→ GIVEN INSTRUCTION:
Produce the listing below again, exactly as shown.

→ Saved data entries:
════════
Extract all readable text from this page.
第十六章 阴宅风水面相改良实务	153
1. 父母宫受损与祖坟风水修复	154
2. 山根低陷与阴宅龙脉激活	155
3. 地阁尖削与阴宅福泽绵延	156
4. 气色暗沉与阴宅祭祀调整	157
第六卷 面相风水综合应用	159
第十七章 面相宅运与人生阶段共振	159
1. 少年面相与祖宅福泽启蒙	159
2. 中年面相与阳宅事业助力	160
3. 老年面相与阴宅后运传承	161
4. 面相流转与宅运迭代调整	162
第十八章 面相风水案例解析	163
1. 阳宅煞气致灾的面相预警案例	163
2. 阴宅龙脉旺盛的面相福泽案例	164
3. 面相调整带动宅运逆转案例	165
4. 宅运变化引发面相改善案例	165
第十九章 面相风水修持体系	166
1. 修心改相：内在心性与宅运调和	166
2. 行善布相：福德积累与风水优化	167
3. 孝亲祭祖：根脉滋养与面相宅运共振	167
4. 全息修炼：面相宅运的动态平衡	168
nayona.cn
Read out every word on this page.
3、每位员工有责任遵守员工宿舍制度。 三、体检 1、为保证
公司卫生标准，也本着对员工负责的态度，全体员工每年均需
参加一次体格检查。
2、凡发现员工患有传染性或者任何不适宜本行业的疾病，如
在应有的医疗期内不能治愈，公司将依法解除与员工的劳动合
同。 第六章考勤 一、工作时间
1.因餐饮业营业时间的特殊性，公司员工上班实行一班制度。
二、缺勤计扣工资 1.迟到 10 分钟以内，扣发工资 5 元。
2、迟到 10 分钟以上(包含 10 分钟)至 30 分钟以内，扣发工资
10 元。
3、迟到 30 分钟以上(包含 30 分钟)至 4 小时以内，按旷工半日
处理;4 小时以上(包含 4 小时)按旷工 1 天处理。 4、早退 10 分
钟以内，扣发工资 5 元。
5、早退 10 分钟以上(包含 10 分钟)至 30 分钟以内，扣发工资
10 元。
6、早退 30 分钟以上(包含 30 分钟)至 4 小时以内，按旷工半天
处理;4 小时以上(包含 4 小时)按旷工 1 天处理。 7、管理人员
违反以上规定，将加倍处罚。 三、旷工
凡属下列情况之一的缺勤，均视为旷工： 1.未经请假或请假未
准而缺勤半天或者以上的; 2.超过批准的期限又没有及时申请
════════
→ TASK ANSWER:
Extract all readable text from this page.
第十六章 阴宅风水面相改良实务	153
1. 父母宫受损与祖坟风水修复	154
2. 山根低陷与阴宅龙脉激活	155
3. 地阁尖削与阴宅福泽绵延	156
4. 气色暗沉与阴宅祭祀调整	157
第六卷 面相风水综合应用	159
第十七章 面相宅运与人生阶段共振	159
1. 少年面相与祖宅福泽启蒙	159
2. 中年面相与阳宅事业助力	160
3. 老年面相与阴宅后运传承	161
4. 面相流转与宅运迭代调整	162
第十八章 面相风水案例解析	163
1. 阳宅煞气致灾的面相预警案例	163
2. 阴宅龙脉旺盛的面相福泽案例	164
3. 面相调整带动宅运逆转案例	165
4. 宅运变化引发面相改善案例	165
第十九章 面相风水修持体系	166
1. 修心改相：内在心性与宅运调和	166
2. 行善布相：福德积累与风水优化	167
3. 孝亲祭祖：根脉滋养与面相宅运共振	167
4. 全息修炼：面相宅运的动态平衡	168
nayona.cn
Read out every word on this page.
3、每位员工有责任遵守员工宿舍制度。 三、体检 1、为保证
公司卫生标准，也本着对员工负责的态度，全体员工每年均需
参加一次体格检查。
2、凡发现员工患有传染性或者任何不适宜本行业的疾病，如
在应有的医疗期内不能治愈，公司将依法解除与员工的劳动合
同。 第六章考勤 一、工作时间
1.因餐饮业营业时间的特殊性，公司员工上班实行一班制度。
二、缺勤计扣工资 1.迟到 10 分钟以内，扣发工资 5 元。
2、迟到 10 分钟以上(包含 10 分钟)至 30 分钟以内，扣发工资
10 元。
3、迟到 30 分钟以上(包含 30 分钟)至 4 小时以内，按旷工半日
处理;4 小时以上(包含 4 小时)按旷工 1 天处理。 4、早退 10 分
钟以内，扣发工资 5 元。
5、早退 10 分钟以上(包含 10 分钟)至 30 分钟以内，扣发工资
10 元。
6、早退 30 分钟以上(包含 30 分钟)至 4 小时以内，按旷工半天
处理;4 小时以上(包含 4 小时)按旷工 1 天处理。 7、管理人员
违反以上规定，将加倍处罚。 三、旷工
凡属下列情况之一的缺勤，均视为旷工： 1.未经请假或请假未
准而缺勤半天或者以上的; 2.超过批准的期限又没有及时申请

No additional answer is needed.